> Problem requirements
Leave out the pictures and copy the remaining records exactly.

> Records for this exercise
BEGIN

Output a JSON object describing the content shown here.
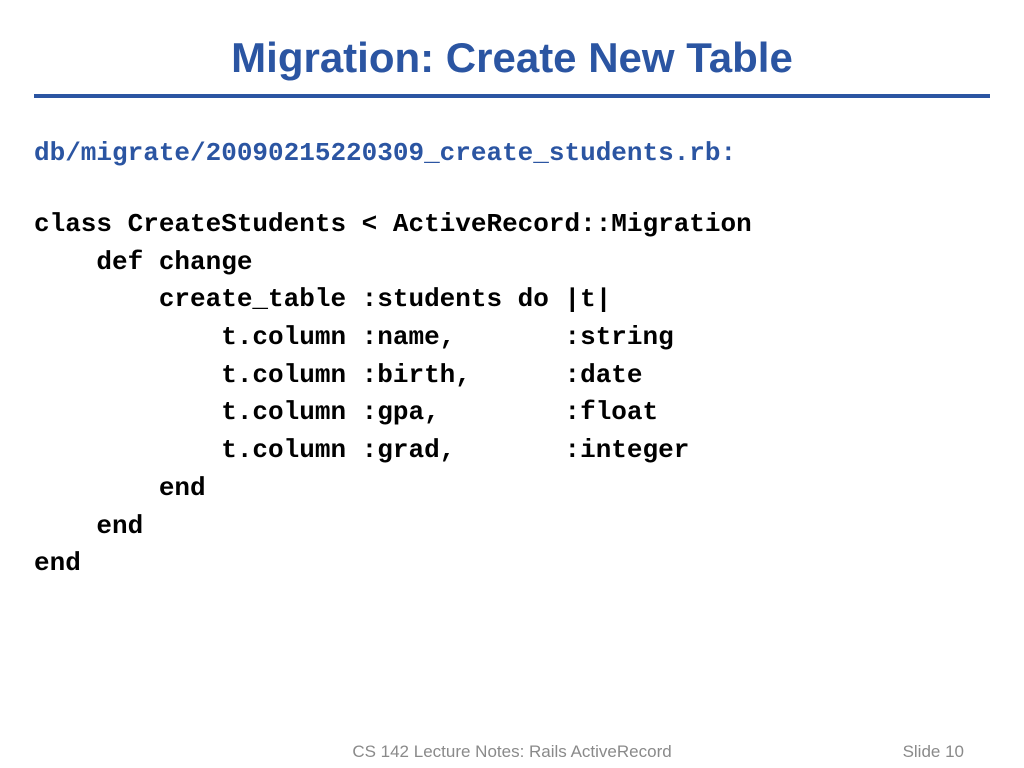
{
  "title": "Migration: Create New Table",
  "filepath": "db/migrate/20090215220309_create_students.rb:",
  "code": "class CreateStudents < ActiveRecord::Migration\n    def change\n        create_table :students do |t|\n            t.column :name,       :string\n            t.column :birth,      :date\n            t.column :gpa,        :float\n            t.column :grad,       :integer\n        end\n    end\nend",
  "footer": {
    "center": "CS 142 Lecture Notes: Rails ActiveRecord",
    "right": "Slide 10"
  }
}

END

> Written solution
Output a JSON object describing the content shown here.
{
  "title": "Migration: Create New Table",
  "filepath": "db/migrate/20090215220309_create_students.rb:",
  "code": "class CreateStudents < ActiveRecord::Migration\n    def change\n        create_table :students do |t|\n            t.column :name,       :string\n            t.column :birth,      :date\n            t.column :gpa,        :float\n            t.column :grad,       :integer\n        end\n    end\nend",
  "footer": {
    "center": "CS 142 Lecture Notes: Rails ActiveRecord",
    "right": "Slide 10"
  }
}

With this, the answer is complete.